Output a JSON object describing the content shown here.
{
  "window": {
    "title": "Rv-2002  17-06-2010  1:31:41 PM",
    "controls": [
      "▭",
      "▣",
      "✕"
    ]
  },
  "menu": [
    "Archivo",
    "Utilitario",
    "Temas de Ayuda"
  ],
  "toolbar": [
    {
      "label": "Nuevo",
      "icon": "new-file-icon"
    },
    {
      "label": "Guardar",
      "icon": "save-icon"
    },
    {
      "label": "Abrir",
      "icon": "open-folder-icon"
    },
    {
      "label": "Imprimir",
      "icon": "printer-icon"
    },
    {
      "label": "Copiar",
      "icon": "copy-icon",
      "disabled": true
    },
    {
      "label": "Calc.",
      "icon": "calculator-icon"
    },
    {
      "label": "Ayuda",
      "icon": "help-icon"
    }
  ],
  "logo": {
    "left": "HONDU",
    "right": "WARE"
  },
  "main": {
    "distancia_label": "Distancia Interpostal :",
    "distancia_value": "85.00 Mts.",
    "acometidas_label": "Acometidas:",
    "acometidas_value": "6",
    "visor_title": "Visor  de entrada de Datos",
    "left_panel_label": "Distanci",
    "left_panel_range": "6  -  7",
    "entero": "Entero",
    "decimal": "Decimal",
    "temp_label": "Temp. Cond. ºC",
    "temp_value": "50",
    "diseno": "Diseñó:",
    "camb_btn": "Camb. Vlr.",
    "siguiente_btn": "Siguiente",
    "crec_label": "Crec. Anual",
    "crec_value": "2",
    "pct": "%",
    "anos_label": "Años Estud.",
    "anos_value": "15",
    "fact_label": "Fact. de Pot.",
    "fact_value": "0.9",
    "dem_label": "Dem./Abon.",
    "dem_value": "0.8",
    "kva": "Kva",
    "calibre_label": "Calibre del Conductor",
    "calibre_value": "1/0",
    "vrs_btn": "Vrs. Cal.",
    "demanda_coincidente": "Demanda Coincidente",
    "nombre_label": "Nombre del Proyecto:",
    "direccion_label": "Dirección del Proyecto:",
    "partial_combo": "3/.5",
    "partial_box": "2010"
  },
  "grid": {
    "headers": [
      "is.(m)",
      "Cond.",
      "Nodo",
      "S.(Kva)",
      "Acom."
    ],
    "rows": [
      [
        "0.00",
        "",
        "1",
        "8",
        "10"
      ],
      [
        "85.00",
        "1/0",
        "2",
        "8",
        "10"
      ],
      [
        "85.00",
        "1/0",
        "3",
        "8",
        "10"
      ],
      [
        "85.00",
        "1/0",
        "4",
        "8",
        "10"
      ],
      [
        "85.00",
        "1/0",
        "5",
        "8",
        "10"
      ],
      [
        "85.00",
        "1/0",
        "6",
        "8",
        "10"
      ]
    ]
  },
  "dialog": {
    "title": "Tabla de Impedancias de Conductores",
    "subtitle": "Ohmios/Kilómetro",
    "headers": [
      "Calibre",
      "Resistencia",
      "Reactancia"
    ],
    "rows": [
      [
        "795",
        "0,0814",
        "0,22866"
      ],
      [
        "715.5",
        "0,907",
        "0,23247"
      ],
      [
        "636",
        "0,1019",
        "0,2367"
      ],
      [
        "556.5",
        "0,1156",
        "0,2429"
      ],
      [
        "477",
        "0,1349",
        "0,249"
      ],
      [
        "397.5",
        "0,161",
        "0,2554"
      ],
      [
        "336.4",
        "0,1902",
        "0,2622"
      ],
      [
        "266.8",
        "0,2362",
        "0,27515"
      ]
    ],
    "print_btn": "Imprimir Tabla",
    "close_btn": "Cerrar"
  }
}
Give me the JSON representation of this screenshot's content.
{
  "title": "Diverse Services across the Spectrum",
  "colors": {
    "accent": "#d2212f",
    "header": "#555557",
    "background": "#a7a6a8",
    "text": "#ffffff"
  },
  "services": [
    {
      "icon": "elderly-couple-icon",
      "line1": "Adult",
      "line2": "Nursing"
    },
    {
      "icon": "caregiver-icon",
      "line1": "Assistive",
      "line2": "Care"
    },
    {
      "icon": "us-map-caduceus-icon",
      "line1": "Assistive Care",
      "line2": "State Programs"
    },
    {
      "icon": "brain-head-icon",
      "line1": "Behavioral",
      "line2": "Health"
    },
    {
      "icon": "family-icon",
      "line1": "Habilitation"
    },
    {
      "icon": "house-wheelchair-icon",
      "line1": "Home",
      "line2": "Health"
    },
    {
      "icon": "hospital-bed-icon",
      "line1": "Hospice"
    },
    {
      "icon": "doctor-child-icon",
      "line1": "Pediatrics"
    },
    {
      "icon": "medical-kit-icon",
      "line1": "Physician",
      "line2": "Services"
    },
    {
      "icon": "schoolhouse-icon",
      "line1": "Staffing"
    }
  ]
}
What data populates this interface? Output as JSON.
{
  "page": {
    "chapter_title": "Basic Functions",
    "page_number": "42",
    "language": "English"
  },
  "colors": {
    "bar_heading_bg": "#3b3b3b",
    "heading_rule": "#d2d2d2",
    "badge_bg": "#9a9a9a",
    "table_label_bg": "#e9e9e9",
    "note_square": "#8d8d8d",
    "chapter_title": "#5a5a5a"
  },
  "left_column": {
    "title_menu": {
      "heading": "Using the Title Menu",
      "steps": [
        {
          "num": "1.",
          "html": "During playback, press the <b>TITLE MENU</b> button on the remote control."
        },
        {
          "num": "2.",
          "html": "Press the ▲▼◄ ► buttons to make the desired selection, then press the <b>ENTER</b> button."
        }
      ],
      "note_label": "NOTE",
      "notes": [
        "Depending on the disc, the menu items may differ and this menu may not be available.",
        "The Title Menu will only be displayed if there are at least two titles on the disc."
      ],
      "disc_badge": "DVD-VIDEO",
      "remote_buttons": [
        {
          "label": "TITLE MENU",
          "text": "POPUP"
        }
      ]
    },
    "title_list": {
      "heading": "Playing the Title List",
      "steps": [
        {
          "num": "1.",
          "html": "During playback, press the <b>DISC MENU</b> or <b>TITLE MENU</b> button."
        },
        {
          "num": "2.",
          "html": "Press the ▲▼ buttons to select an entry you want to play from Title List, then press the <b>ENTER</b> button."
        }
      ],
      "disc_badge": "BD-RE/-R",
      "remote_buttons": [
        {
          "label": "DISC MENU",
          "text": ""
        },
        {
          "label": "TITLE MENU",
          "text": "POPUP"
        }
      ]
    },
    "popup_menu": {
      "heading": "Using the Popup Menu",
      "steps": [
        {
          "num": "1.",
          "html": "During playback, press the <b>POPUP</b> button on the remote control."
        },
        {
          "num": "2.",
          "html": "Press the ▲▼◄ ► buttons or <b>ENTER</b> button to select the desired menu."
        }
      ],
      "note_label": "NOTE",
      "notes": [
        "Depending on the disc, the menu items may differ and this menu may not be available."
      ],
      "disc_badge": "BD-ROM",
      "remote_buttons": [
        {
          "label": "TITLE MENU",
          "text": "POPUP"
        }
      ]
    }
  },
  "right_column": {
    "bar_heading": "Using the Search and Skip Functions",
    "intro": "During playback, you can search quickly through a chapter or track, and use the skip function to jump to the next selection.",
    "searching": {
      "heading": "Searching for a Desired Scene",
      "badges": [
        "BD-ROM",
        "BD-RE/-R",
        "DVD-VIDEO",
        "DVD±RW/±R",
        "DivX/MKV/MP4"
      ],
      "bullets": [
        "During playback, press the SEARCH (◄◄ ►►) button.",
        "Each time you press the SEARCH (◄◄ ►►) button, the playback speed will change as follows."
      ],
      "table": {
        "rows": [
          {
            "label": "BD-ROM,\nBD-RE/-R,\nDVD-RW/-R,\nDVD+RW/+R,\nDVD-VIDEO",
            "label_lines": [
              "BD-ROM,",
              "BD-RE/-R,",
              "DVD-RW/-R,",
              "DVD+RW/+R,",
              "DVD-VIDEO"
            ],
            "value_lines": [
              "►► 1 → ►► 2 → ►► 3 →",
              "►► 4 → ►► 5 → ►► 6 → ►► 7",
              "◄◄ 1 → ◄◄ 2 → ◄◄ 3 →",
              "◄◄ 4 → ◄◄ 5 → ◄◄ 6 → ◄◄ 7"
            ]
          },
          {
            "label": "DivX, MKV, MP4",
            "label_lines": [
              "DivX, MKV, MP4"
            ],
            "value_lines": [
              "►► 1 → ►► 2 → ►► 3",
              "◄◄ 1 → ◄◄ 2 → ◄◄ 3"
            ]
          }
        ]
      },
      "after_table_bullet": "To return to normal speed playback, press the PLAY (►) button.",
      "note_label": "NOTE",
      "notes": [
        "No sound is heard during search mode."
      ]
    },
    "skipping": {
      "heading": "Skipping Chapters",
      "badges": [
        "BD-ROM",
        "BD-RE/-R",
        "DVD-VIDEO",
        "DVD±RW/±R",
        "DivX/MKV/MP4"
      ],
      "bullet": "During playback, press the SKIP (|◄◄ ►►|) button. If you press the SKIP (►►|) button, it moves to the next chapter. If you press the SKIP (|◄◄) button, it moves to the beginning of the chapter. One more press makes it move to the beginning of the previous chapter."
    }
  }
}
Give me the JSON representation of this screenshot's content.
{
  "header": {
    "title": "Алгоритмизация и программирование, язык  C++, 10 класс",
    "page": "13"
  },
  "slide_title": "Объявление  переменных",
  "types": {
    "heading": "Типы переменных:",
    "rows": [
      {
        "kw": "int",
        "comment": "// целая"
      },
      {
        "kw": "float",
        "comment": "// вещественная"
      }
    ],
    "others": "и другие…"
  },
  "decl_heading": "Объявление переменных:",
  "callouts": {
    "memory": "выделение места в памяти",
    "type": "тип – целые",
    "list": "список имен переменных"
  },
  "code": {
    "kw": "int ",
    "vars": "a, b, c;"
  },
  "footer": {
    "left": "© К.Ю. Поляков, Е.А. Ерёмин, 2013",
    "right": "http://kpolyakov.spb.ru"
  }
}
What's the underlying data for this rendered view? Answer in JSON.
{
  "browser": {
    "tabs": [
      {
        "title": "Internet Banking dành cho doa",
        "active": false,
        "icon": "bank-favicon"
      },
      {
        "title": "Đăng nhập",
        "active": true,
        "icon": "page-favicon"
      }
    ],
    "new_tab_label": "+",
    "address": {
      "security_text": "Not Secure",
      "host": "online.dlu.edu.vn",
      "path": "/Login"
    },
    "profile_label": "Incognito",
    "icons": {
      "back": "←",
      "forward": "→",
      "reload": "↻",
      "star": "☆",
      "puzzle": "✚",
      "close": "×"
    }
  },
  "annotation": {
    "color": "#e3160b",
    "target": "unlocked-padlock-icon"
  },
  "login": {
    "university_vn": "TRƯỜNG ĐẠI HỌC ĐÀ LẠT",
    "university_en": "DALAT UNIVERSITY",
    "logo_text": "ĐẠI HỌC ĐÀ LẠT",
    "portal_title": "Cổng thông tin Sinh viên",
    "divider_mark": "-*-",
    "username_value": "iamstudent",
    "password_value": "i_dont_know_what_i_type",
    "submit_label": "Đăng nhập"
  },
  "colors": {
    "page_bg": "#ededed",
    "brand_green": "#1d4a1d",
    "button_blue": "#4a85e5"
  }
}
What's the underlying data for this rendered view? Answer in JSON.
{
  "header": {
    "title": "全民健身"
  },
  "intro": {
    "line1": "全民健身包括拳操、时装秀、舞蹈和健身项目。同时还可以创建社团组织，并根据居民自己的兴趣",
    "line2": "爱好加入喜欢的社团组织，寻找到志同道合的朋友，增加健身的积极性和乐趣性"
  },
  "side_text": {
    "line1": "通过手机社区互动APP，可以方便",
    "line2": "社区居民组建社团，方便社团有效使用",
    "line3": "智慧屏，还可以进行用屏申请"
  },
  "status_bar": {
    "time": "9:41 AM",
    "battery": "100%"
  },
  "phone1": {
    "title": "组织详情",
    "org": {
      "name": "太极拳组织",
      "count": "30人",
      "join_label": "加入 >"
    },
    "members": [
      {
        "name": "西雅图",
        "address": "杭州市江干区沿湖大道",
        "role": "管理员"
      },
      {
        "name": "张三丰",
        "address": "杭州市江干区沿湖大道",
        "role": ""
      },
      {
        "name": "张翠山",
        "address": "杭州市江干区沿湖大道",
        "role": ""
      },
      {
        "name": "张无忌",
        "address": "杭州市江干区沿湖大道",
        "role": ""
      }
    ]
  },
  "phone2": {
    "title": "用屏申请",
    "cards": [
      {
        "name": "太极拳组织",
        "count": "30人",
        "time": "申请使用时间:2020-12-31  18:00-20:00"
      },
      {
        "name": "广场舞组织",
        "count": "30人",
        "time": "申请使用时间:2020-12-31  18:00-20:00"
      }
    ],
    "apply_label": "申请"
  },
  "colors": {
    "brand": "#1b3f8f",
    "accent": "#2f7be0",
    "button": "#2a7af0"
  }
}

★ ★ ★ ★ ★ ★ ★

The string "this" may appear in lines of the listing above; tally those lines and give the number only.

EXPECTED ANSWER:
7